======== Extract to read ========

But iNaturalist.org is more than just a fun addendum to outdoors recreation. By digitizing, collating, and distributing the observational data and natural history expertise of all kinds of naturalists, iNaturalist.org can serve several social, environmental, and scientific purposes. It also presents novel research opportunities in public participation in science, community-oriented geographic information systems (GIS), and biodiversity informatics.
Recent advances in satellite remote sensing and sensor web technology stand to greatly expand our capacity for monitoring changing conditions in the environment. However, these systems can be difficult and/or expensive to deploy and maintain, and remain restricted in their observational capacity by the limits of engineering. Recreational naturalists, on the other hand, represent a largely untapped source of monitoring capability, one that can record contextual and ephemeral data on both environmental and human factors. Since naturalists are constantly observing, iNaturalist serves as a persistent and nearly real-time source of data over a spatial scale limited only by the range of active users.

======== Stored records ========

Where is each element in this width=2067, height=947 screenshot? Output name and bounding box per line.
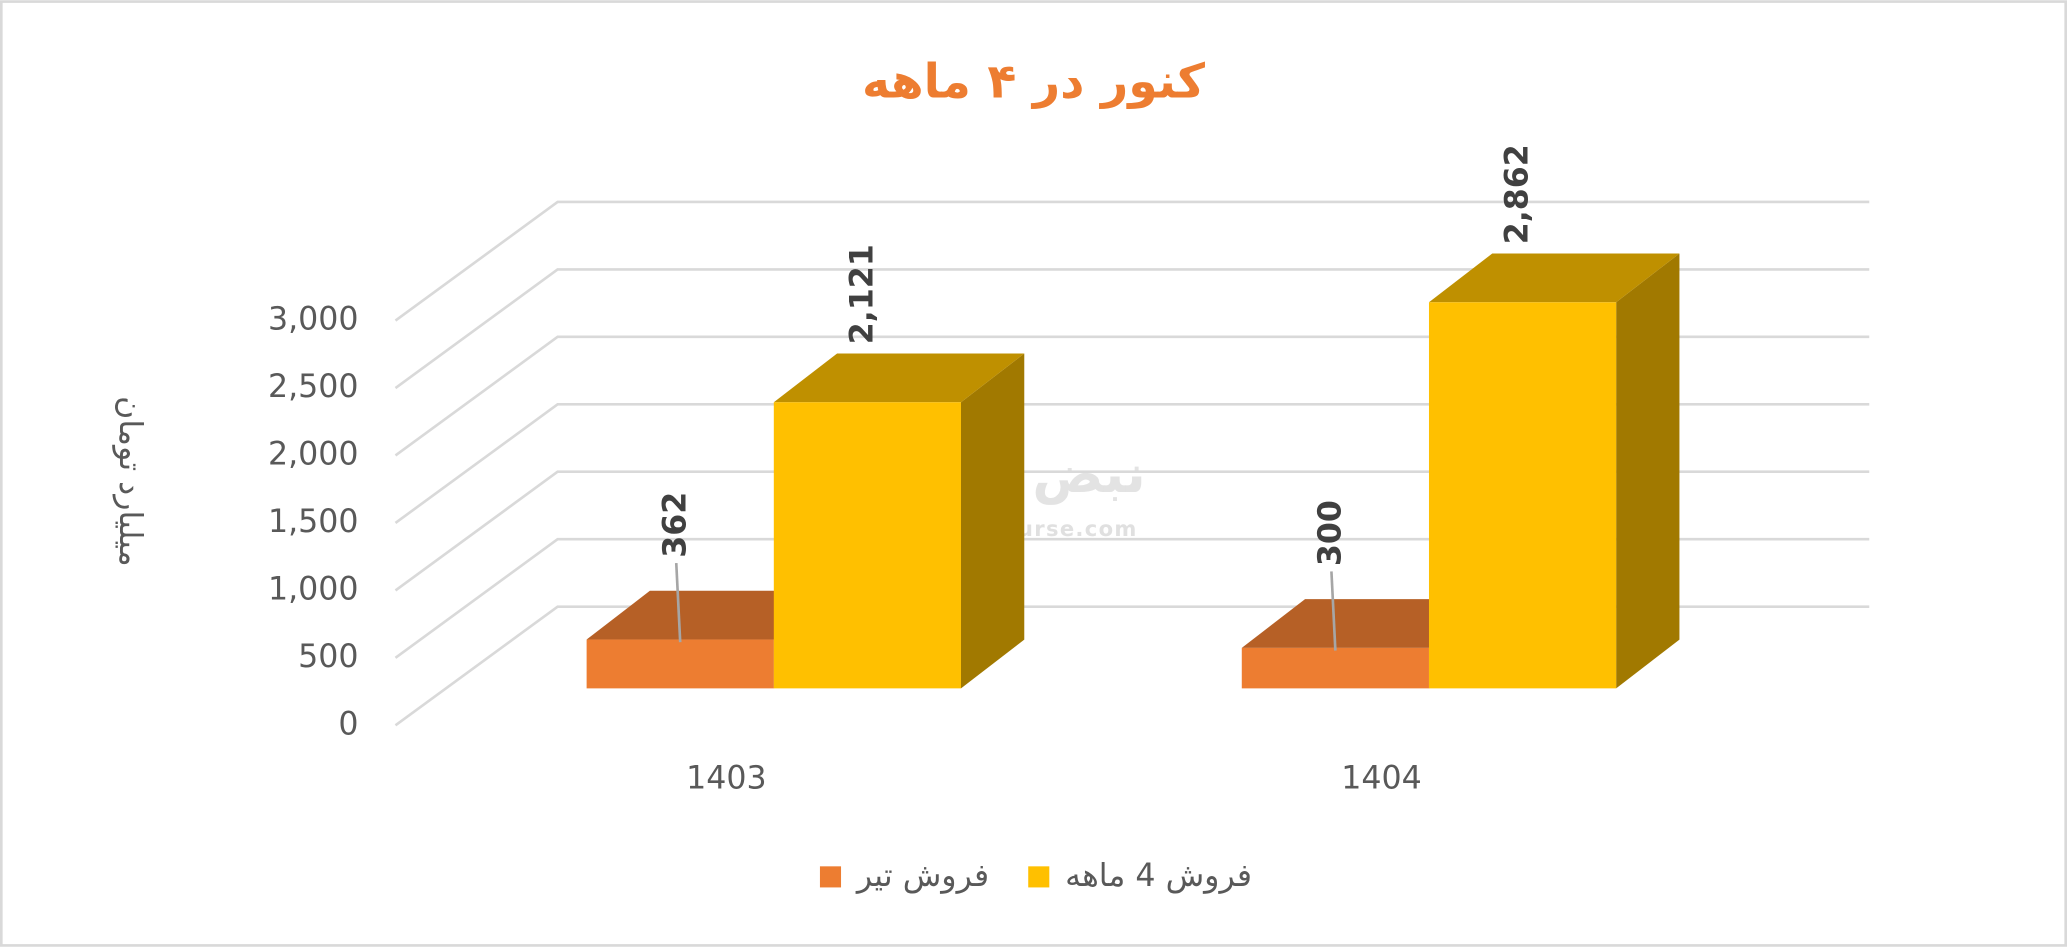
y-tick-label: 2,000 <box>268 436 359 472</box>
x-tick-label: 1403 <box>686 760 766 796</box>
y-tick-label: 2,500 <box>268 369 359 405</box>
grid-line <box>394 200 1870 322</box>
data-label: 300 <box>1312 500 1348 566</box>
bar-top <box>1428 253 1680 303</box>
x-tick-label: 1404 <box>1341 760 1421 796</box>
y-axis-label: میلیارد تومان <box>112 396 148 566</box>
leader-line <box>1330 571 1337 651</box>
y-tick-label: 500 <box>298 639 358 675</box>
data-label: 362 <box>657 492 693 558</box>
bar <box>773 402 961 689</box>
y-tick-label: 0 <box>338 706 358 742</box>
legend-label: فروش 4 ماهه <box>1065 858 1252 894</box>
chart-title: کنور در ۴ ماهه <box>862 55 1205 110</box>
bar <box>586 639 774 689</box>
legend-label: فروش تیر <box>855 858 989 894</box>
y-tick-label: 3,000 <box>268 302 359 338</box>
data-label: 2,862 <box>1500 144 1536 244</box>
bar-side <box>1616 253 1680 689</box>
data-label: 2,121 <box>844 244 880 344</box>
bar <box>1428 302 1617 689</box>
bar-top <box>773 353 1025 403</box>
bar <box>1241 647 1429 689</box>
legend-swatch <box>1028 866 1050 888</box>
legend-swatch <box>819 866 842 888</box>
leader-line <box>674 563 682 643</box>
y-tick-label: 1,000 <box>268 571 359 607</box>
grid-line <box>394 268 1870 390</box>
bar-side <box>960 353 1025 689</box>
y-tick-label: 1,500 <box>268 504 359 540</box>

========

▶ [Problem 1]: Retype the rows from the line containing "y-tick-label: 2,000 <box>268" through the line containing "y-tick-label: 1,000 <box>268", copying them without any change.
▶ [Problem 2]: Extend the text on iNaturalist.org from where it stops.

▶ [Expected output 1]:
y-tick-label: 2,000 <box>268 436 359 472</box>
x-tick-label: 1403 <box>686 760 766 796</box>
y-tick-label: 2,500 <box>268 369 359 405</box>
grid-line <box>394 200 1870 322</box>
data-label: 300 <box>1312 500 1348 566</box>
bar-top <box>1428 253 1680 303</box>
x-tick-label: 1404 <box>1341 760 1421 796</box>
y-axis-label: میلیارد تومان <box>112 396 148 566</box>
leader-line <box>1330 571 1337 651</box>
y-tick-label: 500 <box>298 639 358 675</box>
data-label: 362 <box>657 492 693 558</box>
bar <box>773 402 961 689</box>
y-tick-label: 0 <box>338 706 358 742</box>
legend-label: فروش 4 ماهه <box>1065 858 1252 894</box>
chart-title: کنور در ۴ ماهه <box>862 55 1205 110</box>
bar <box>586 639 774 689</box>
legend-label: فروش تیر <box>855 858 989 894</box>
y-tick-label: 3,000 <box>268 302 359 338</box>
data-label: 2,862 <box>1500 144 1536 244</box>
bar-side <box>1616 253 1680 689</box>
data-label: 2,121 <box>844 244 880 344</box>
bar <box>1428 302 1617 689</box>
bar-top <box>773 353 1025 403</box>
bar <box>1241 647 1429 689</box>
legend-swatch <box>1028 866 1050 888</box>
legend-swatch <box>819 866 842 888</box>
leader-line <box>674 563 682 643</box>
y-tick-label: 1,000 <box>268 571 359 607</box>

▶ [Expected output 2]:
As common devices like cell phones and cameras become more location aware, they will be able to feed more biodiversity data into resources like iNaturalist where they can be shared immediately with enthusiasts and researchers. This continuous and near real-time data feed presents a unique opportunity to study species distribution in unprecedented ways. From inferring the impact of environmental changes on local species to global trends in population diversity, iNaturalist has the opportunity to not only reveal information about local environments to its users but to also act as a rich resource for biodiversity researchers and thus have a lasting impact on the planet.
Nate comes from a background in biochemistry and informatics. He received his undergraduate degree from Clark University in biochemistry before receiving a masters degree from U.C. Berkeley’s School of Information. Nate currently lives in the Bay Area and is a User Interface Engineer at Splunk, Inc.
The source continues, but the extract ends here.